- [The exercise] The entries below are to be transcribed in full, without their images.
— start Entries —
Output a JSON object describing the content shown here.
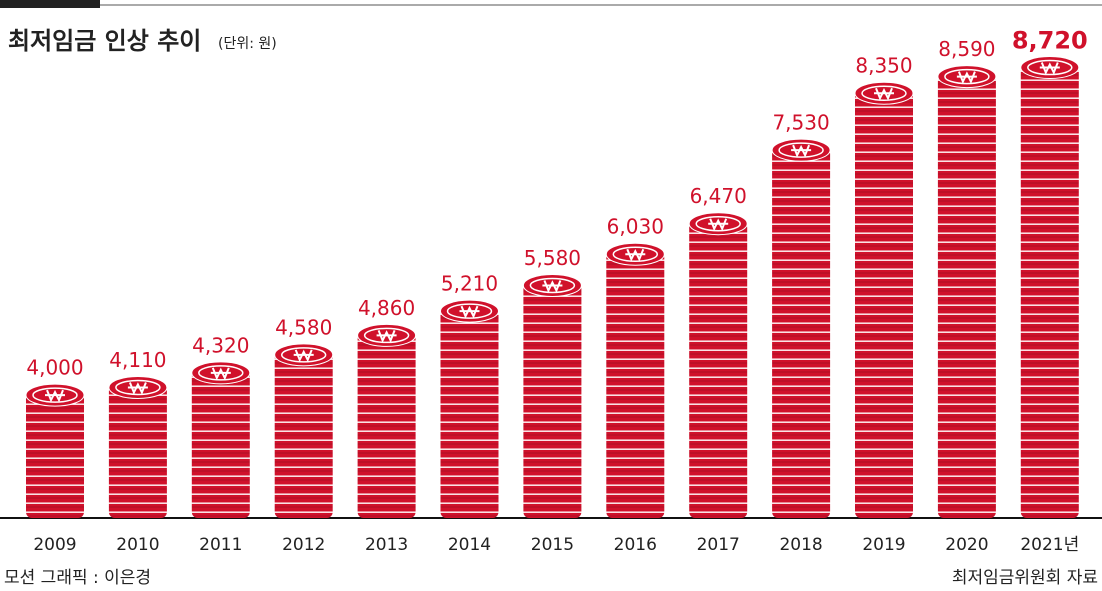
{
  "chart_data": {
    "type": "bar",
    "title": "최저임금 인상 추이",
    "subtitle": "(단위: 원)",
    "categories": [
      "2009",
      "2010",
      "2011",
      "2012",
      "2013",
      "2014",
      "2015",
      "2016",
      "2017",
      "2018",
      "2019",
      "2020",
      "2021년"
    ],
    "values": [
      4000,
      4110,
      4320,
      4580,
      4860,
      5210,
      5580,
      6030,
      6470,
      7530,
      8350,
      8590,
      8720
    ],
    "value_labels": [
      "4,000",
      "4,110",
      "4,320",
      "4,580",
      "4,860",
      "5,210",
      "5,580",
      "6,030",
      "6,470",
      "7,530",
      "8,350",
      "8,590",
      "8,720"
    ],
    "color": "#d0112b",
    "ylim": [
      2200,
      8800
    ],
    "credit": "모션 그래픽 : 이은경",
    "source": "최저임금위원회 자료"
  }
}
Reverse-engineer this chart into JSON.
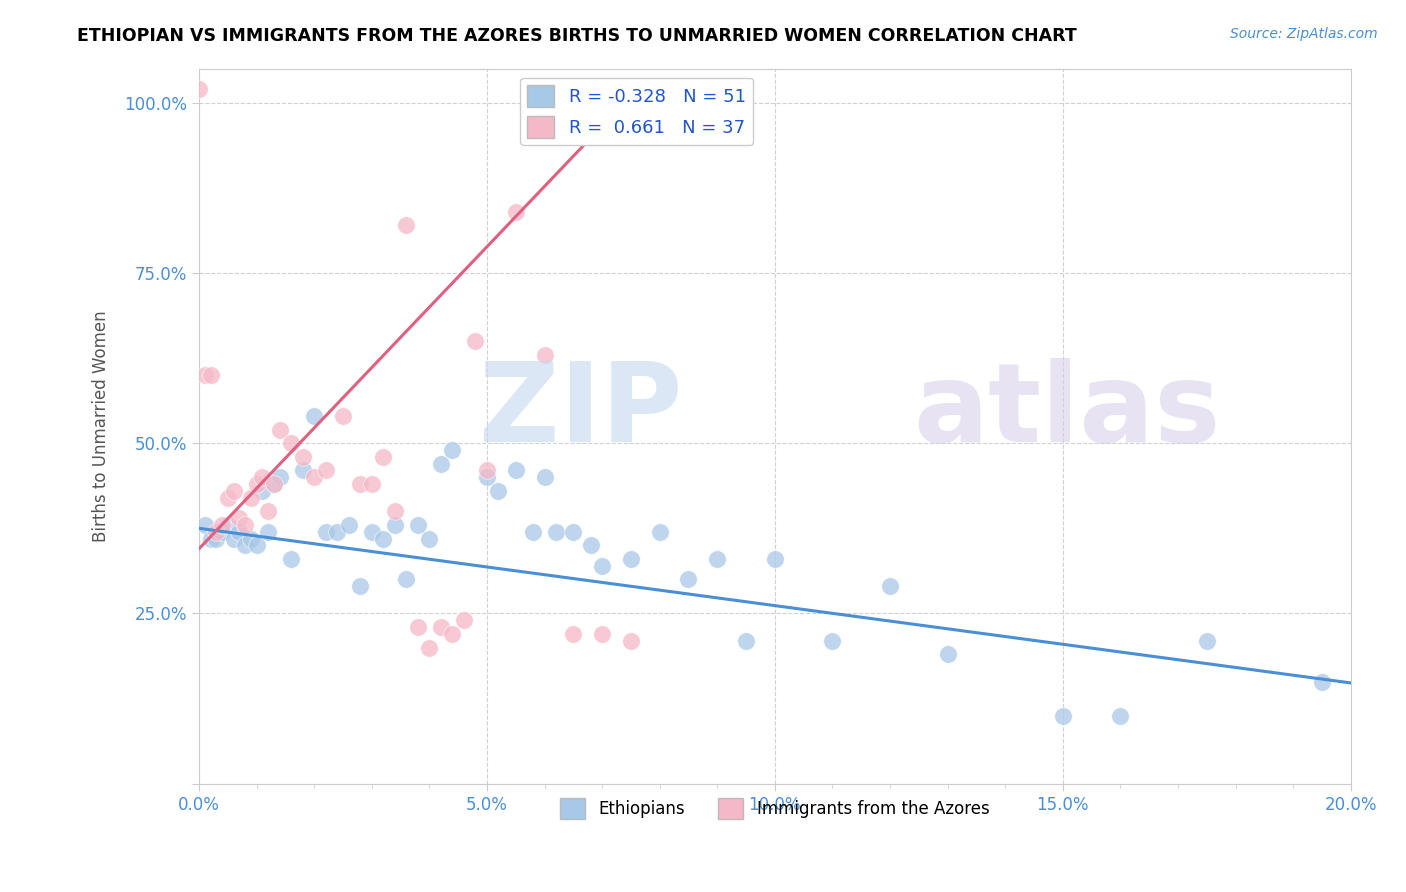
{
  "title": "ETHIOPIAN VS IMMIGRANTS FROM THE AZORES BIRTHS TO UNMARRIED WOMEN CORRELATION CHART",
  "source": "Source: ZipAtlas.com",
  "ylabel": "Births to Unmarried Women",
  "xlabel_ticks": [
    "0.0%",
    "",
    "",
    "",
    "",
    "5.0%",
    "",
    "",
    "",
    "",
    "10.0%",
    "",
    "",
    "",
    "",
    "15.0%",
    "",
    "",
    "",
    "",
    "20.0%"
  ],
  "xlabel_vals": [
    0.0,
    0.01,
    0.02,
    0.03,
    0.04,
    0.05,
    0.06,
    0.07,
    0.08,
    0.09,
    0.1,
    0.11,
    0.12,
    0.13,
    0.14,
    0.15,
    0.16,
    0.17,
    0.18,
    0.19,
    0.2
  ],
  "ylabel_ticks": [
    "",
    "25.0%",
    "50.0%",
    "75.0%",
    "100.0%"
  ],
  "ylabel_vals": [
    0.0,
    0.25,
    0.5,
    0.75,
    1.0
  ],
  "xmin": 0.0,
  "xmax": 0.2,
  "ymin": 0.0,
  "ymax": 1.05,
  "blue_R": -0.328,
  "blue_N": 51,
  "pink_R": 0.661,
  "pink_N": 37,
  "blue_color": "#a8c8e8",
  "pink_color": "#f5b8c8",
  "blue_line_color": "#4a8fd4",
  "pink_line_color": "#e06080",
  "blue_scatter_x": [
    0.001,
    0.002,
    0.003,
    0.004,
    0.005,
    0.006,
    0.007,
    0.008,
    0.009,
    0.01,
    0.011,
    0.012,
    0.013,
    0.014,
    0.016,
    0.018,
    0.02,
    0.022,
    0.024,
    0.026,
    0.028,
    0.03,
    0.032,
    0.034,
    0.036,
    0.038,
    0.04,
    0.042,
    0.044,
    0.05,
    0.052,
    0.055,
    0.058,
    0.06,
    0.062,
    0.065,
    0.068,
    0.07,
    0.075,
    0.08,
    0.085,
    0.09,
    0.095,
    0.1,
    0.11,
    0.12,
    0.13,
    0.15,
    0.16,
    0.175,
    0.195
  ],
  "blue_scatter_y": [
    0.38,
    0.36,
    0.36,
    0.37,
    0.38,
    0.36,
    0.37,
    0.35,
    0.36,
    0.35,
    0.43,
    0.37,
    0.44,
    0.45,
    0.33,
    0.46,
    0.54,
    0.37,
    0.37,
    0.38,
    0.29,
    0.37,
    0.36,
    0.38,
    0.3,
    0.38,
    0.36,
    0.47,
    0.49,
    0.45,
    0.43,
    0.46,
    0.37,
    0.45,
    0.37,
    0.37,
    0.35,
    0.32,
    0.33,
    0.37,
    0.3,
    0.33,
    0.21,
    0.33,
    0.21,
    0.29,
    0.19,
    0.1,
    0.1,
    0.21,
    0.15
  ],
  "pink_scatter_x": [
    0.0,
    0.001,
    0.002,
    0.003,
    0.004,
    0.005,
    0.006,
    0.007,
    0.008,
    0.009,
    0.01,
    0.011,
    0.012,
    0.013,
    0.014,
    0.016,
    0.018,
    0.02,
    0.022,
    0.025,
    0.028,
    0.03,
    0.032,
    0.034,
    0.036,
    0.038,
    0.04,
    0.042,
    0.044,
    0.046,
    0.048,
    0.05,
    0.055,
    0.06,
    0.065,
    0.07,
    0.075
  ],
  "pink_scatter_y": [
    1.02,
    0.6,
    0.6,
    0.37,
    0.38,
    0.42,
    0.43,
    0.39,
    0.38,
    0.42,
    0.44,
    0.45,
    0.4,
    0.44,
    0.52,
    0.5,
    0.48,
    0.45,
    0.46,
    0.54,
    0.44,
    0.44,
    0.48,
    0.4,
    0.82,
    0.23,
    0.2,
    0.23,
    0.22,
    0.24,
    0.65,
    0.46,
    0.84,
    0.63,
    0.22,
    0.22,
    0.21
  ],
  "blue_line_x0": 0.0,
  "blue_line_x1": 0.2,
  "blue_line_y0": 0.375,
  "blue_line_y1": 0.148,
  "pink_line_x0": 0.0,
  "pink_line_x1": 0.075,
  "pink_line_y0": 0.345,
  "pink_line_y1": 1.01
}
— end Entries —
- [Exercise solution]
Output a JSON object describing the content shown here.
{
  "chart_data": {
    "type": "bar",
    "title": "최저임금 인상 추이",
    "subtitle": "(단위: 원)",
    "categories": [
      "2009",
      "2010",
      "2011",
      "2012",
      "2013",
      "2014",
      "2015",
      "2016",
      "2017",
      "2018",
      "2019",
      "2020",
      "2021년"
    ],
    "values": [
      4000,
      4110,
      4320,
      4580,
      4860,
      5210,
      5580,
      6030,
      6470,
      7530,
      8350,
      8590,
      8720
    ],
    "value_labels": [
      "4,000",
      "4,110",
      "4,320",
      "4,580",
      "4,860",
      "5,210",
      "5,580",
      "6,030",
      "6,470",
      "7,530",
      "8,350",
      "8,590",
      "8,720"
    ],
    "color": "#d0112b",
    "ylim": [
      2200,
      8800
    ],
    "credit": "모션 그래픽 : 이은경",
    "source": "최저임금위원회 자료"
  }
}
Reverse-engineer this chart into JSON.
{
  "title": "ETHIOPIAN VS IMMIGRANTS FROM THE AZORES BIRTHS TO UNMARRIED WOMEN CORRELATION CHART",
  "source": "Source: ZipAtlas.com",
  "ylabel": "Births to Unmarried Women",
  "xlabel_ticks": [
    "0.0%",
    "",
    "",
    "",
    "",
    "5.0%",
    "",
    "",
    "",
    "",
    "10.0%",
    "",
    "",
    "",
    "",
    "15.0%",
    "",
    "",
    "",
    "",
    "20.0%"
  ],
  "xlabel_vals": [
    0.0,
    0.01,
    0.02,
    0.03,
    0.04,
    0.05,
    0.06,
    0.07,
    0.08,
    0.09,
    0.1,
    0.11,
    0.12,
    0.13,
    0.14,
    0.15,
    0.16,
    0.17,
    0.18,
    0.19,
    0.2
  ],
  "ylabel_ticks": [
    "",
    "25.0%",
    "50.0%",
    "75.0%",
    "100.0%"
  ],
  "ylabel_vals": [
    0.0,
    0.25,
    0.5,
    0.75,
    1.0
  ],
  "xmin": 0.0,
  "xmax": 0.2,
  "ymin": 0.0,
  "ymax": 1.05,
  "blue_R": -0.328,
  "blue_N": 51,
  "pink_R": 0.661,
  "pink_N": 37,
  "blue_color": "#a8c8e8",
  "pink_color": "#f5b8c8",
  "blue_line_color": "#4a8fd4",
  "pink_line_color": "#e06080",
  "blue_scatter_x": [
    0.001,
    0.002,
    0.003,
    0.004,
    0.005,
    0.006,
    0.007,
    0.008,
    0.009,
    0.01,
    0.011,
    0.012,
    0.013,
    0.014,
    0.016,
    0.018,
    0.02,
    0.022,
    0.024,
    0.026,
    0.028,
    0.03,
    0.032,
    0.034,
    0.036,
    0.038,
    0.04,
    0.042,
    0.044,
    0.05,
    0.052,
    0.055,
    0.058,
    0.06,
    0.062,
    0.065,
    0.068,
    0.07,
    0.075,
    0.08,
    0.085,
    0.09,
    0.095,
    0.1,
    0.11,
    0.12,
    0.13,
    0.15,
    0.16,
    0.175,
    0.195
  ],
  "blue_scatter_y": [
    0.38,
    0.36,
    0.36,
    0.37,
    0.38,
    0.36,
    0.37,
    0.35,
    0.36,
    0.35,
    0.43,
    0.37,
    0.44,
    0.45,
    0.33,
    0.46,
    0.54,
    0.37,
    0.37,
    0.38,
    0.29,
    0.37,
    0.36,
    0.38,
    0.3,
    0.38,
    0.36,
    0.47,
    0.49,
    0.45,
    0.43,
    0.46,
    0.37,
    0.45,
    0.37,
    0.37,
    0.35,
    0.32,
    0.33,
    0.37,
    0.3,
    0.33,
    0.21,
    0.33,
    0.21,
    0.29,
    0.19,
    0.1,
    0.1,
    0.21,
    0.15
  ],
  "pink_scatter_x": [
    0.0,
    0.001,
    0.002,
    0.003,
    0.004,
    0.005,
    0.006,
    0.007,
    0.008,
    0.009,
    0.01,
    0.011,
    0.012,
    0.013,
    0.014,
    0.016,
    0.018,
    0.02,
    0.022,
    0.025,
    0.028,
    0.03,
    0.032,
    0.034,
    0.036,
    0.038,
    0.04,
    0.042,
    0.044,
    0.046,
    0.048,
    0.05,
    0.055,
    0.06,
    0.065,
    0.07,
    0.075
  ],
  "pink_scatter_y": [
    1.02,
    0.6,
    0.6,
    0.37,
    0.38,
    0.42,
    0.43,
    0.39,
    0.38,
    0.42,
    0.44,
    0.45,
    0.4,
    0.44,
    0.52,
    0.5,
    0.48,
    0.45,
    0.46,
    0.54,
    0.44,
    0.44,
    0.48,
    0.4,
    0.82,
    0.23,
    0.2,
    0.23,
    0.22,
    0.24,
    0.65,
    0.46,
    0.84,
    0.63,
    0.22,
    0.22,
    0.21
  ],
  "blue_line_x0": 0.0,
  "blue_line_x1": 0.2,
  "blue_line_y0": 0.375,
  "blue_line_y1": 0.148,
  "pink_line_x0": 0.0,
  "pink_line_x1": 0.075,
  "pink_line_y0": 0.345,
  "pink_line_y1": 1.01
}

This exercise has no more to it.